### Required task
Determine how many lines below hold the string "screenshot". Reply with the number alone.

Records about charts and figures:
>> Start

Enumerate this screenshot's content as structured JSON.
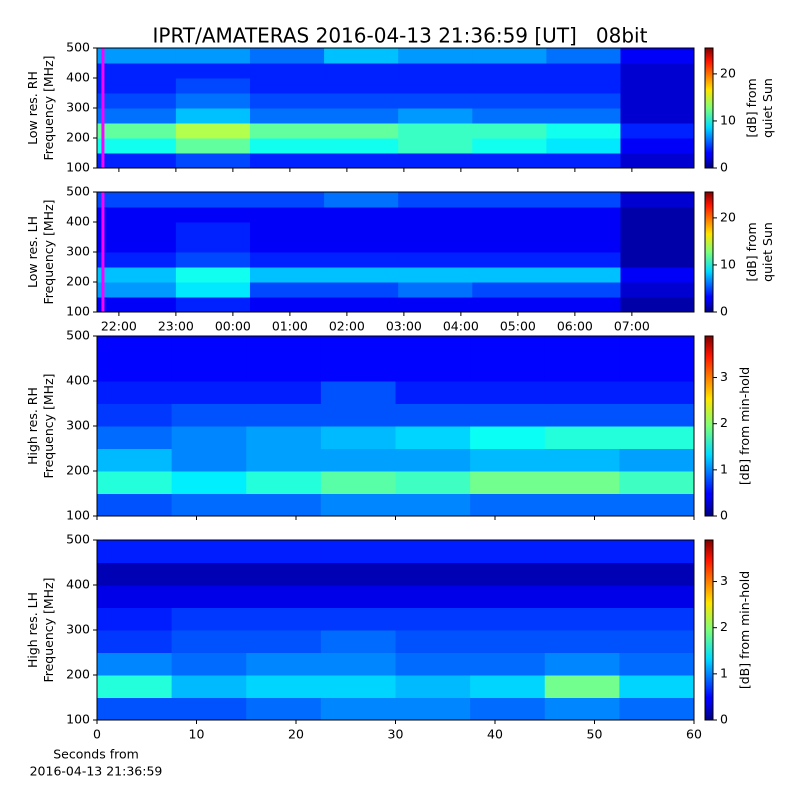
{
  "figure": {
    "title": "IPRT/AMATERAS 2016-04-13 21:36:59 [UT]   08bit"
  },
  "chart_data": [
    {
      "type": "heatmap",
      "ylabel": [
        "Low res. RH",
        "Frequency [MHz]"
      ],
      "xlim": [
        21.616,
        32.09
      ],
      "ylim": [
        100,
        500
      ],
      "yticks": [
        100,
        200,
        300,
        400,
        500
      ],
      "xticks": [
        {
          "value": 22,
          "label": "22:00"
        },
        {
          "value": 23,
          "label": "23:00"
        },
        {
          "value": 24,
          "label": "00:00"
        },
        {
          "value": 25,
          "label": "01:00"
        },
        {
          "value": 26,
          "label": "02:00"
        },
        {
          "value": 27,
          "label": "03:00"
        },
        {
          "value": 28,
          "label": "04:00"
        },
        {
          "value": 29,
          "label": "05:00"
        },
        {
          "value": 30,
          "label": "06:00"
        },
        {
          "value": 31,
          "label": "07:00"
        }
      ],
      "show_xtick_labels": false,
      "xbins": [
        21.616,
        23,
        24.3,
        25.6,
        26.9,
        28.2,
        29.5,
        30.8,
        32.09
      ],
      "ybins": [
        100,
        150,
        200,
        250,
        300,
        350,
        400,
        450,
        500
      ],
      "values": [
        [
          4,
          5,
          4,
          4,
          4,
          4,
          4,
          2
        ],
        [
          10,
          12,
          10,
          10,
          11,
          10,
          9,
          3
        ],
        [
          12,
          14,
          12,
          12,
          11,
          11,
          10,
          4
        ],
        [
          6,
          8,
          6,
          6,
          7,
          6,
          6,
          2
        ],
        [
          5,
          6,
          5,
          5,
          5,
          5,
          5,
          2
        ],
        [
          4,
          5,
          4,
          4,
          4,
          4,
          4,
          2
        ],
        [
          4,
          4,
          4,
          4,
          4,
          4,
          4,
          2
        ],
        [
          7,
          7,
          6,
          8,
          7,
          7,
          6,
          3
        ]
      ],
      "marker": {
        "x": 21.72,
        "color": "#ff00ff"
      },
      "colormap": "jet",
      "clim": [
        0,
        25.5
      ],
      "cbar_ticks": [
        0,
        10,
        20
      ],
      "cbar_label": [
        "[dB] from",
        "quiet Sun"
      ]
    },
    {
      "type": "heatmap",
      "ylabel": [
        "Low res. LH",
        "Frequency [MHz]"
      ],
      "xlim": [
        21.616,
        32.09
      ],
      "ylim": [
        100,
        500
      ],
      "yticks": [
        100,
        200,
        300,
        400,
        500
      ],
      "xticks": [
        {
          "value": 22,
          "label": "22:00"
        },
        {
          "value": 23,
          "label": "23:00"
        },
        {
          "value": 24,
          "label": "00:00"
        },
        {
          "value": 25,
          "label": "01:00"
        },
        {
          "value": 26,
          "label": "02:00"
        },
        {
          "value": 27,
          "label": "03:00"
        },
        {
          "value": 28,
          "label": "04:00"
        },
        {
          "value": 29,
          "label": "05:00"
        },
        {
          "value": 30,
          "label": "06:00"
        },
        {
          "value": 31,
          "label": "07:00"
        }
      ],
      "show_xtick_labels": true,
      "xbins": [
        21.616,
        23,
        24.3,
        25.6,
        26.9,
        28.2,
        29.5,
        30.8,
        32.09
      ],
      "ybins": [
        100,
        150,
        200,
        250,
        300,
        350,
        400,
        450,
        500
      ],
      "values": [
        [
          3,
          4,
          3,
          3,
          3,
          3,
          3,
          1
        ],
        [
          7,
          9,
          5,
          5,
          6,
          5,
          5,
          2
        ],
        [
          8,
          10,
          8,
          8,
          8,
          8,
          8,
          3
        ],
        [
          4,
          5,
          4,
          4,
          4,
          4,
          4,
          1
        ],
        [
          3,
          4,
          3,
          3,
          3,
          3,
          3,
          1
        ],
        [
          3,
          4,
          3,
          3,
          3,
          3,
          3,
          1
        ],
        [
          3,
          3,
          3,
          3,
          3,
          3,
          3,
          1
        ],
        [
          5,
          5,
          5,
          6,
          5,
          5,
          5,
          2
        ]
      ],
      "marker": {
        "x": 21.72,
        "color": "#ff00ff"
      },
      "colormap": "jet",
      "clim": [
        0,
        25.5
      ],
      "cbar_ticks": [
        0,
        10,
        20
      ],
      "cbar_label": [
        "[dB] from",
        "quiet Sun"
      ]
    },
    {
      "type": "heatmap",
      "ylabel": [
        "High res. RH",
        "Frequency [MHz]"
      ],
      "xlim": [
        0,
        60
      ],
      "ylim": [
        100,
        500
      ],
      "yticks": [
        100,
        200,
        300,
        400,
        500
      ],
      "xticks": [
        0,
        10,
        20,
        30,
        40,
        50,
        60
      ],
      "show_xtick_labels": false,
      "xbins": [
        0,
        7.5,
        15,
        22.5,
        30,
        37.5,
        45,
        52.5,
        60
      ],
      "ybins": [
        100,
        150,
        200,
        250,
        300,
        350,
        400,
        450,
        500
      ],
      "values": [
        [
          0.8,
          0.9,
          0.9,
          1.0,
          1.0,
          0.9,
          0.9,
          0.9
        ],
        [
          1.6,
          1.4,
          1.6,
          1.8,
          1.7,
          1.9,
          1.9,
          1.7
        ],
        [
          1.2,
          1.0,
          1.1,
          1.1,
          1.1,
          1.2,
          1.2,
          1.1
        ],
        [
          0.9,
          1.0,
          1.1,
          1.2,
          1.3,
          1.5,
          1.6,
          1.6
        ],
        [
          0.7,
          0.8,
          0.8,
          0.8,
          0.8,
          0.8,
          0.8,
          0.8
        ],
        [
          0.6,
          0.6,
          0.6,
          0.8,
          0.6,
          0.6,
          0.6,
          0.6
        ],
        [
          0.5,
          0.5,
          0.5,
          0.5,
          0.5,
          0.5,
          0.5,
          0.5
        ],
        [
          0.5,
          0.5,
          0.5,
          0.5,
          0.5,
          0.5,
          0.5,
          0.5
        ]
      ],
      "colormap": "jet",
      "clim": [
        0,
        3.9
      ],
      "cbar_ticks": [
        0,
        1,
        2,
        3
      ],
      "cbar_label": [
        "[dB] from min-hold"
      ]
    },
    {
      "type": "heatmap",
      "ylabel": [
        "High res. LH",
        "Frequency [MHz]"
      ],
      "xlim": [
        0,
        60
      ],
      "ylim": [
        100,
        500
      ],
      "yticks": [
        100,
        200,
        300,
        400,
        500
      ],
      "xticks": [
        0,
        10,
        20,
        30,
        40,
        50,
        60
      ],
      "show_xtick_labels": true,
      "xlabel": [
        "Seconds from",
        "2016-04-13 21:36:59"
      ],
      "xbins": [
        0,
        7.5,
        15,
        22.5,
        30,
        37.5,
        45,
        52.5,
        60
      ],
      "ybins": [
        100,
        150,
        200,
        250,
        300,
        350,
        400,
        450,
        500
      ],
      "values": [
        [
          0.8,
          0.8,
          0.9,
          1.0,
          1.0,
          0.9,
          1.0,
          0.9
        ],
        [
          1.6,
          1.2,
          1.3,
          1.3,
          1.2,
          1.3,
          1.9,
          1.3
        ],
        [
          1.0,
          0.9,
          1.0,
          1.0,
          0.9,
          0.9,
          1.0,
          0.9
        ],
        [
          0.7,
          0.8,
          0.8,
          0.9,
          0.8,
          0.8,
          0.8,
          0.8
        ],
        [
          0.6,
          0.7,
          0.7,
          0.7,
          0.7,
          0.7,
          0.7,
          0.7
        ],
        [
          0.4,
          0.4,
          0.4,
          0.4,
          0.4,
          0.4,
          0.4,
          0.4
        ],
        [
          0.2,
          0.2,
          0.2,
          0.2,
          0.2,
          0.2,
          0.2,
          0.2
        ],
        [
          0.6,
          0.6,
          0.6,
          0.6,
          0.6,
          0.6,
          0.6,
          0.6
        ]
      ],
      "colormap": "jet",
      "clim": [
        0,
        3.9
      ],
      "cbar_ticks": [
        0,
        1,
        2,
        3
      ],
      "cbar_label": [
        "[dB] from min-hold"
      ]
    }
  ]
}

>> End
>> Start

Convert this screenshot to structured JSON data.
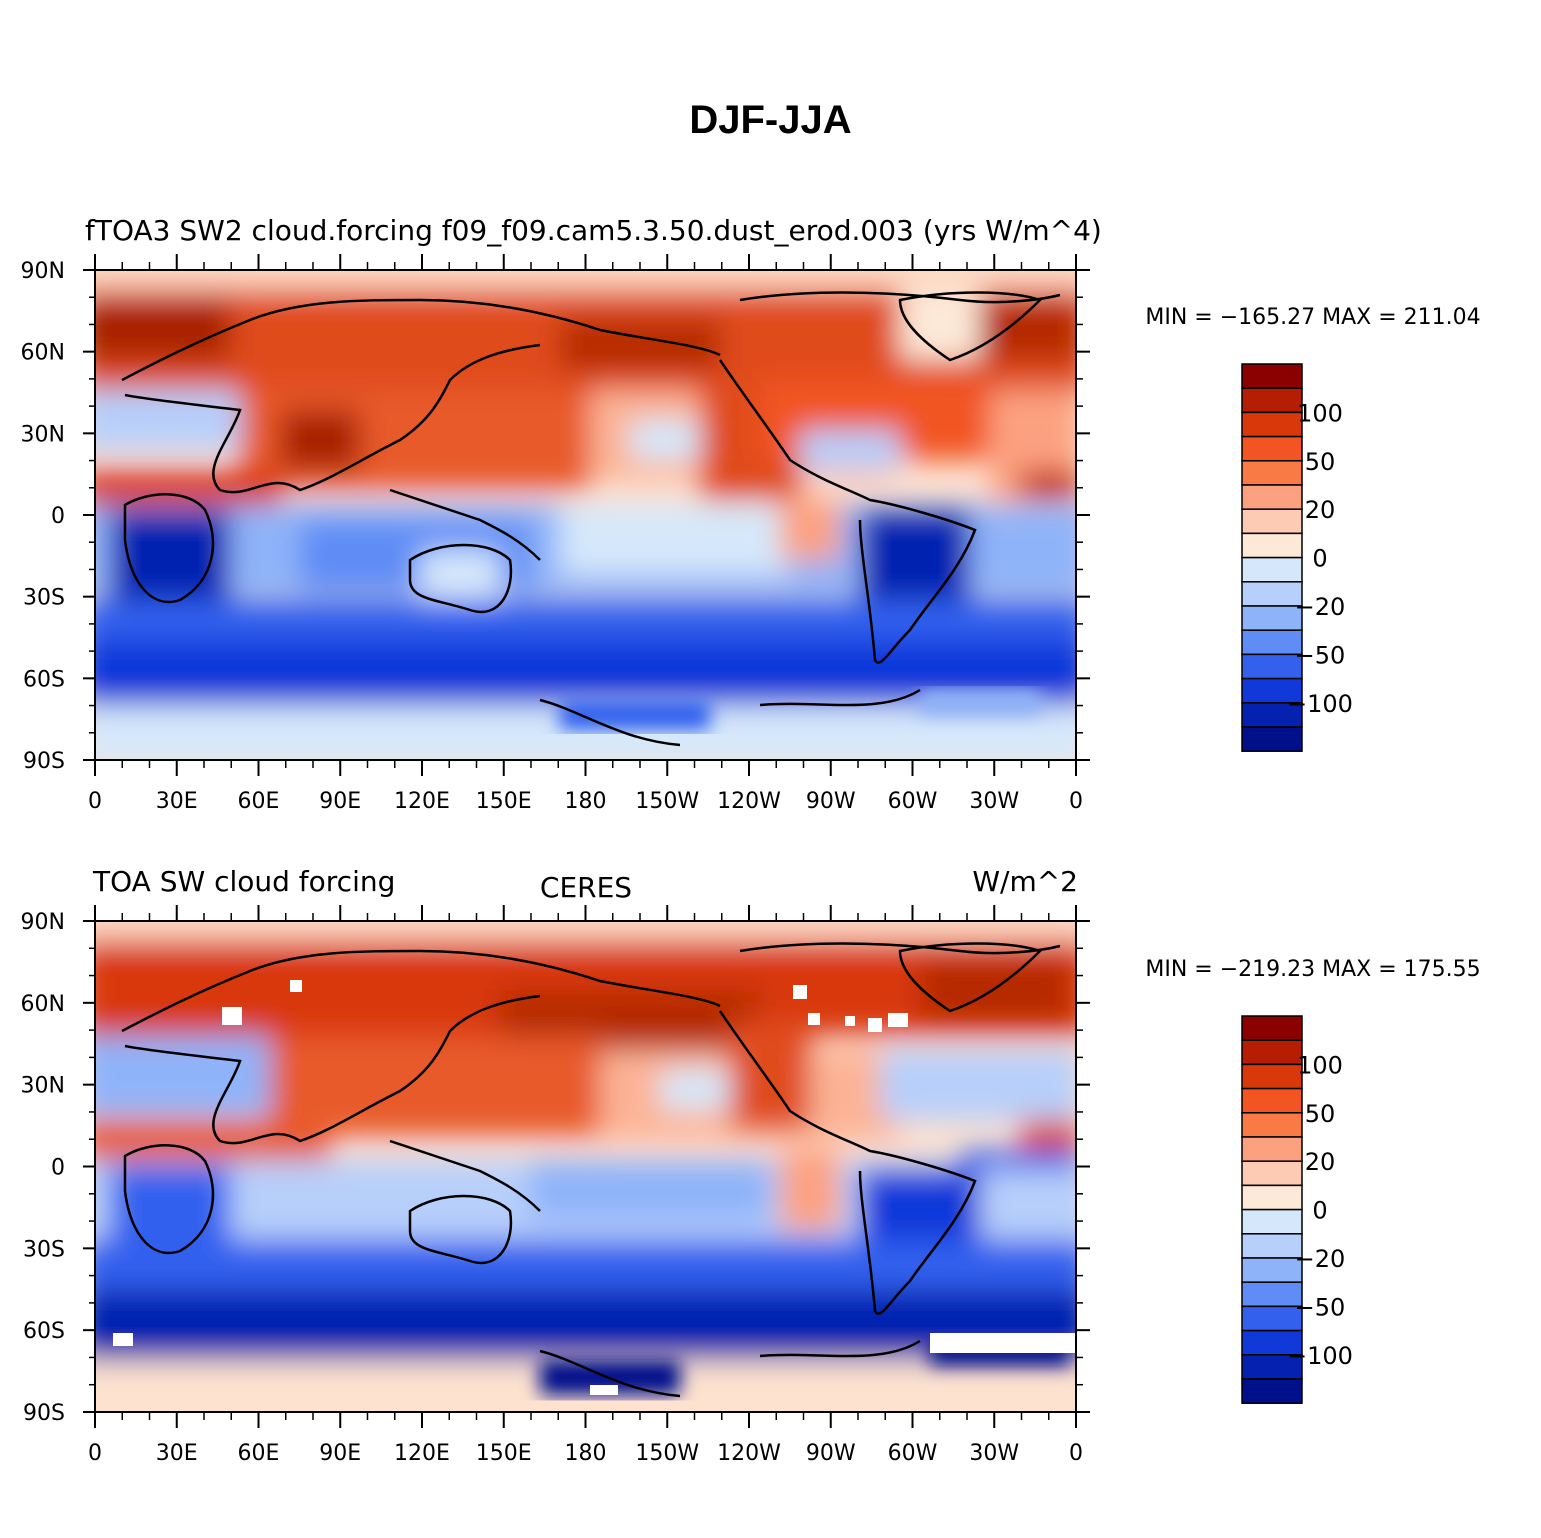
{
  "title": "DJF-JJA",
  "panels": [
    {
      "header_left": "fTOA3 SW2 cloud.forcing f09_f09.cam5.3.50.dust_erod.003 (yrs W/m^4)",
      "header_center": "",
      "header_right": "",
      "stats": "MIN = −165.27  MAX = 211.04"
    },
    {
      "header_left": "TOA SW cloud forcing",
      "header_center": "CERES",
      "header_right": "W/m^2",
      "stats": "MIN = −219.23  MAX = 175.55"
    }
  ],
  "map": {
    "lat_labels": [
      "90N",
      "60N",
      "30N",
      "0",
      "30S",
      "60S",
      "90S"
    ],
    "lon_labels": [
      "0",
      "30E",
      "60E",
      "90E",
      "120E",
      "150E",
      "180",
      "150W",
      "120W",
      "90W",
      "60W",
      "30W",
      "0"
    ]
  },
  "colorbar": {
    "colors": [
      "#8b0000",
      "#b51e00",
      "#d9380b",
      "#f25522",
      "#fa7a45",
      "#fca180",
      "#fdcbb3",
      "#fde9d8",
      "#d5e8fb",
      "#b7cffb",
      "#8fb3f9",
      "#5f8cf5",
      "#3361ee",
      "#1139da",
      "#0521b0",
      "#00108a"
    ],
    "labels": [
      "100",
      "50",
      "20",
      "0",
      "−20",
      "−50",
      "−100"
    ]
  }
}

>> End

### Solution to the problem
2